▸ What the exercise asks: Reproduce the full listing that appears beneath this instruction exactly.

※ ※ ※

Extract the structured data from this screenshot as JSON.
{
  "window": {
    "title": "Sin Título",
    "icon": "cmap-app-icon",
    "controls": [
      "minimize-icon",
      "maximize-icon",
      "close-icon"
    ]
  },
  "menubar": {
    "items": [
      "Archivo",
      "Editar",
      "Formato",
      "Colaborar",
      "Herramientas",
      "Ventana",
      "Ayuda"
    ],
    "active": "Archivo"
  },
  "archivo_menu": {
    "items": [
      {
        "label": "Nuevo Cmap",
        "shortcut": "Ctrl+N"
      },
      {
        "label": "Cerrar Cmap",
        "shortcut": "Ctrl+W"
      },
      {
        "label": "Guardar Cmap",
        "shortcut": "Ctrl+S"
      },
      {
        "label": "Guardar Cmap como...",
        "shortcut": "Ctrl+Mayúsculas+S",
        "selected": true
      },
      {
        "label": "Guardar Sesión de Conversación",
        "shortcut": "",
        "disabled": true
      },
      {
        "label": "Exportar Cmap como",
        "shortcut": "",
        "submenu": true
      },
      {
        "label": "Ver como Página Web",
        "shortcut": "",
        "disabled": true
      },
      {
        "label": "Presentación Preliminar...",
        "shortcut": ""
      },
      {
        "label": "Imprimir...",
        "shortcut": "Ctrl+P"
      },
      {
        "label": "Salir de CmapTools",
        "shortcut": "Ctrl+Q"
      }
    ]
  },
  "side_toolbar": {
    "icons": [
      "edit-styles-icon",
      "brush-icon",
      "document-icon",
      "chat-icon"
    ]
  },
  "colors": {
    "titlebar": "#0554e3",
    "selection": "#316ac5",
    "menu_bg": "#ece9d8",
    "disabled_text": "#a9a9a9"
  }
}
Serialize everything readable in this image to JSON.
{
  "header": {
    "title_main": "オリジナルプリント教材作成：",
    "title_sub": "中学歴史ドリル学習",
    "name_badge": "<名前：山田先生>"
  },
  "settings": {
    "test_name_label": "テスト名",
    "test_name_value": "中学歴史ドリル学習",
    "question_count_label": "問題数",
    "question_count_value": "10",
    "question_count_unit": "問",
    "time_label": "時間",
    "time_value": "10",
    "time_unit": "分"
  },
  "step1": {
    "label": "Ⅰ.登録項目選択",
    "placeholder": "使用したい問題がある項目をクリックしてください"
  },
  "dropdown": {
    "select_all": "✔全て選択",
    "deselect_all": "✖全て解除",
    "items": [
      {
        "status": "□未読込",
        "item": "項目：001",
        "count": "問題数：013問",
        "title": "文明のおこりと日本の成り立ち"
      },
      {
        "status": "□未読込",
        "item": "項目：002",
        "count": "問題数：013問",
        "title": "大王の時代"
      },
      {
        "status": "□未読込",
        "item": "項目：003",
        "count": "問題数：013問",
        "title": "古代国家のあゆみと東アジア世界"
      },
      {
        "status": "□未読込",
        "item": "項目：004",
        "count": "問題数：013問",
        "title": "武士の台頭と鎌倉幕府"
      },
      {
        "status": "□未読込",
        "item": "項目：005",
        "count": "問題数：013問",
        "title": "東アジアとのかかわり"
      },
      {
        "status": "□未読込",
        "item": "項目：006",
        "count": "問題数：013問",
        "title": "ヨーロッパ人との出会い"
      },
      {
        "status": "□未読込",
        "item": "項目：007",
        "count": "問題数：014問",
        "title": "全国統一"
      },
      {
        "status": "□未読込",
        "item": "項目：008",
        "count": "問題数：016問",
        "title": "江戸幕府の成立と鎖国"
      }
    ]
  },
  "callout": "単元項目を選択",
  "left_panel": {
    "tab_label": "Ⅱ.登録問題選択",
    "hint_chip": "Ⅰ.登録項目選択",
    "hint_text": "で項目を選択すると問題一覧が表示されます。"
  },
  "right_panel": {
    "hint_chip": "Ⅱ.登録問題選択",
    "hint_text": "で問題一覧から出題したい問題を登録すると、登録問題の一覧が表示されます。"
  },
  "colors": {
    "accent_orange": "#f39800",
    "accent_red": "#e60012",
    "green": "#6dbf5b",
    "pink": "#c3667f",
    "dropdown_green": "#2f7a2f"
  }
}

※ ※ ※

▸ Finished exercise:
Extract the structured data from this screenshot as JSON.
{
  "window": {
    "title": "Sin Título",
    "icon": "cmap-app-icon",
    "controls": [
      "minimize-icon",
      "maximize-icon",
      "close-icon"
    ]
  },
  "menubar": {
    "items": [
      "Archivo",
      "Editar",
      "Formato",
      "Colaborar",
      "Herramientas",
      "Ventana",
      "Ayuda"
    ],
    "active": "Archivo"
  },
  "archivo_menu": {
    "items": [
      {
        "label": "Nuevo Cmap",
        "shortcut": "Ctrl+N"
      },
      {
        "label": "Cerrar Cmap",
        "shortcut": "Ctrl+W"
      },
      {
        "label": "Guardar Cmap",
        "shortcut": "Ctrl+S"
      },
      {
        "label": "Guardar Cmap como...",
        "shortcut": "Ctrl+Mayúsculas+S",
        "selected": true
      },
      {
        "label": "Guardar Sesión de Conversación",
        "shortcut": "",
        "disabled": true
      },
      {
        "label": "Exportar Cmap como",
        "shortcut": "",
        "submenu": true
      },
      {
        "label": "Ver como Página Web",
        "shortcut": "",
        "disabled": true
      },
      {
        "label": "Presentación Preliminar...",
        "shortcut": ""
      },
      {
        "label": "Imprimir...",
        "shortcut": "Ctrl+P"
      },
      {
        "label": "Salir de CmapTools",
        "shortcut": "Ctrl+Q"
      }
    ]
  },
  "side_toolbar": {
    "icons": [
      "edit-styles-icon",
      "brush-icon",
      "document-icon",
      "chat-icon"
    ]
  },
  "colors": {
    "titlebar": "#0554e3",
    "selection": "#316ac5",
    "menu_bg": "#ece9d8",
    "disabled_text": "#a9a9a9"
  }
}
Serialize everything readable in this image to JSON.
{
  "header": {
    "title_main": "オリジナルプリント教材作成：",
    "title_sub": "中学歴史ドリル学習",
    "name_badge": "<名前：山田先生>"
  },
  "settings": {
    "test_name_label": "テスト名",
    "test_name_value": "中学歴史ドリル学習",
    "question_count_label": "問題数",
    "question_count_value": "10",
    "question_count_unit": "問",
    "time_label": "時間",
    "time_value": "10",
    "time_unit": "分"
  },
  "step1": {
    "label": "Ⅰ.登録項目選択",
    "placeholder": "使用したい問題がある項目をクリックしてください"
  },
  "dropdown": {
    "select_all": "✔全て選択",
    "deselect_all": "✖全て解除",
    "items": [
      {
        "status": "□未読込",
        "item": "項目：001",
        "count": "問題数：013問",
        "title": "文明のおこりと日本の成り立ち"
      },
      {
        "status": "□未読込",
        "item": "項目：002",
        "count": "問題数：013問",
        "title": "大王の時代"
      },
      {
        "status": "□未読込",
        "item": "項目：003",
        "count": "問題数：013問",
        "title": "古代国家のあゆみと東アジア世界"
      },
      {
        "status": "□未読込",
        "item": "項目：004",
        "count": "問題数：013問",
        "title": "武士の台頭と鎌倉幕府"
      },
      {
        "status": "□未読込",
        "item": "項目：005",
        "count": "問題数：013問",
        "title": "東アジアとのかかわり"
      },
      {
        "status": "□未読込",
        "item": "項目：006",
        "count": "問題数：013問",
        "title": "ヨーロッパ人との出会い"
      },
      {
        "status": "□未読込",
        "item": "項目：007",
        "count": "問題数：014問",
        "title": "全国統一"
      },
      {
        "status": "□未読込",
        "item": "項目：008",
        "count": "問題数：016問",
        "title": "江戸幕府の成立と鎖国"
      }
    ]
  },
  "callout": "単元項目を選択",
  "left_panel": {
    "tab_label": "Ⅱ.登録問題選択",
    "hint_chip": "Ⅰ.登録項目選択",
    "hint_text": "で項目を選択すると問題一覧が表示されます。"
  },
  "right_panel": {
    "hint_chip": "Ⅱ.登録問題選択",
    "hint_text": "で問題一覧から出題したい問題を登録すると、登録問題の一覧が表示されます。"
  },
  "colors": {
    "accent_orange": "#f39800",
    "accent_red": "#e60012",
    "green": "#6dbf5b",
    "pink": "#c3667f",
    "dropdown_green": "#2f7a2f"
  }
}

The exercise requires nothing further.